### Trecho
Discurso durante a 75ª Sessão Deliberativa Ordinária, no Senado Federal

Considerações sobre o transcurso dos 120 anos da abolição da escravatura no Brasil.

Autor
Flávio Arns (PT - Partido dos Trabalhadores/PR)
Nome completo: Flávio José Arns
Casa
Senado Federal
Tipo
Discurso
Resumo por assunto
DISCRIMINAÇÃO RACIAL.:
  • Considerações sobre o transcurso dos 120 anos da abolição da escravatura no Brasil.
Aparteantes
Paulo Paim.
Publicação
Publicação no DSF de 14/05/2008 - Página 13970
Assunto
Outros > DISCRIMINAÇÃO RACIAL.
Indexação
  • APOIO, SUGESTÃO, APARTE, EDUARDO SUPLICY, SENADOR, DISCURSO, PAULO PAIM, CONGRESSISTA, AMPLIAÇÃO, DEBATE, POLITICA, COTA, DEFESA, ORADOR, IMPORTANCIA, ESTATUTO, IDOSO, IGUALDADE, RAÇA, PESSOA PORTADORA DE DEFICIENCIA.
  • OPORTUNIDADE, DATA, ANIVERSARIO, ABOLIÇÃO, ANALISE, VIOLENCIA, ESCRAVATURA, DESRESPEITO, DIREITOS HUMANOS, LIBERDADE, MANIPULAÇÃO, VALOR, SOCIEDADE.
  • QUESTIONAMENTO, FALTA, CONCLUSÃO, ABOLIÇÃO, BRASIL, CONCLAMAÇÃO, RESPONSABILIDADE, PROCESSO, AMPLIAÇÃO, DIGNIDADE, VALORIZAÇÃO, BRASILEIROS, COBRANÇA, COMPROMISSO, CLASSE POLITICA.

### Objetivo
Reproduza a parte do trecho sobre o discurso no Senado que vai de "Aparteantes" até "PORTADORA DE DEFICIENCIA.", incluindo ambos. Os dados não guardam relação alguma com o trecho.

### Dados fornecidos
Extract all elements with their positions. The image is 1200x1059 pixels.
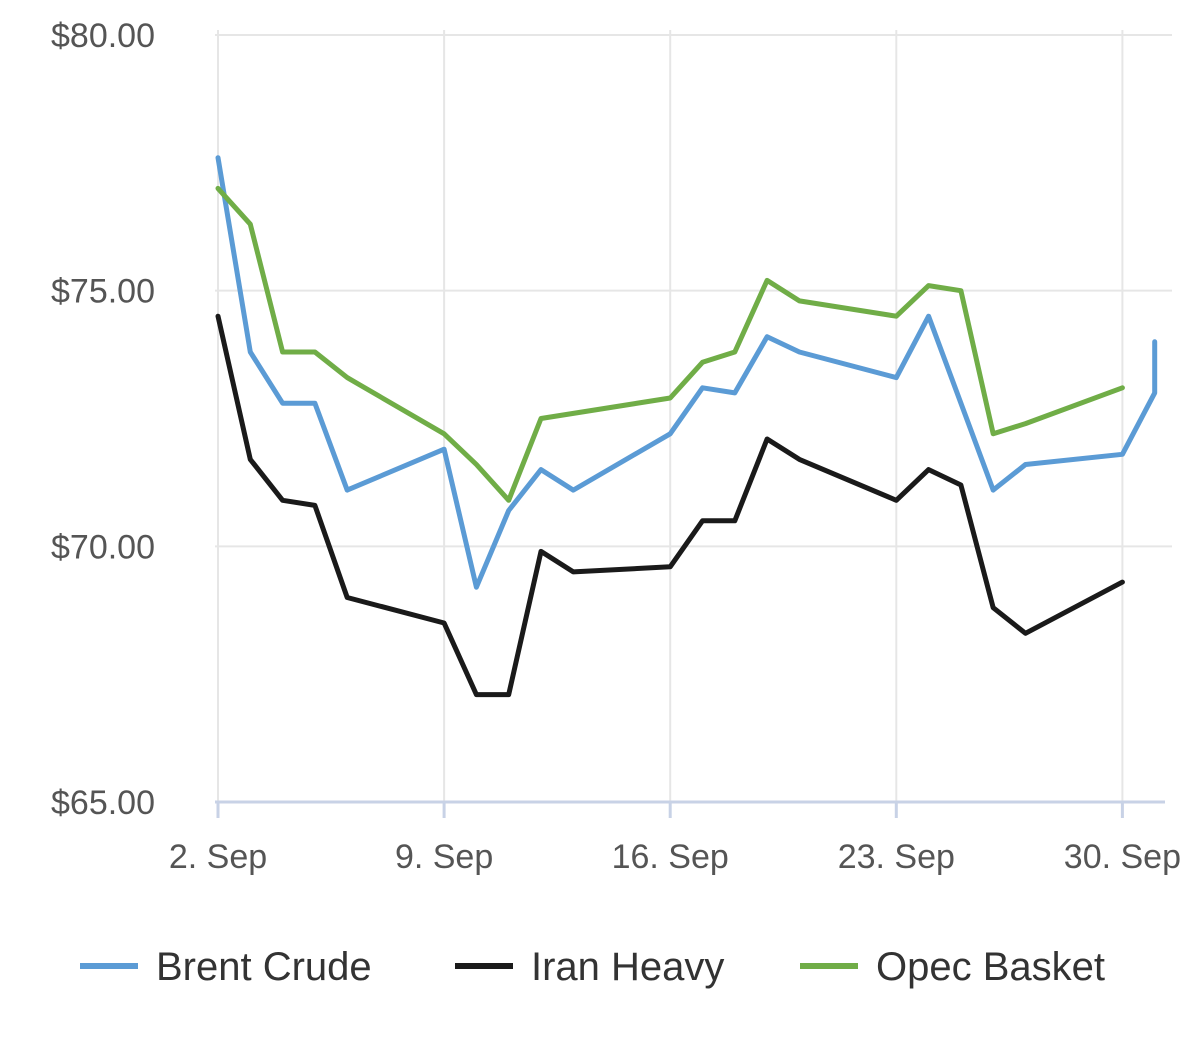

### Resultado do exercício
Aparteantes
Paulo Paim.
Publicação
Publicação no DSF de 14/05/2008 - Página 13970
Assunto
Outros > DISCRIMINAÇÃO RACIAL.
Indexação
  • APOIO, SUGESTÃO, APARTE, EDUARDO SUPLICY, SENADOR, DISCURSO, PAULO PAIM, CONGRESSISTA, AMPLIAÇÃO, DEBATE, POLITICA, COTA, DEFESA, ORADOR, IMPORTANCIA, ESTATUTO, IDOSO, IGUALDADE, RAÇA, PESSOA PORTADORA DE DEFICIENCIA.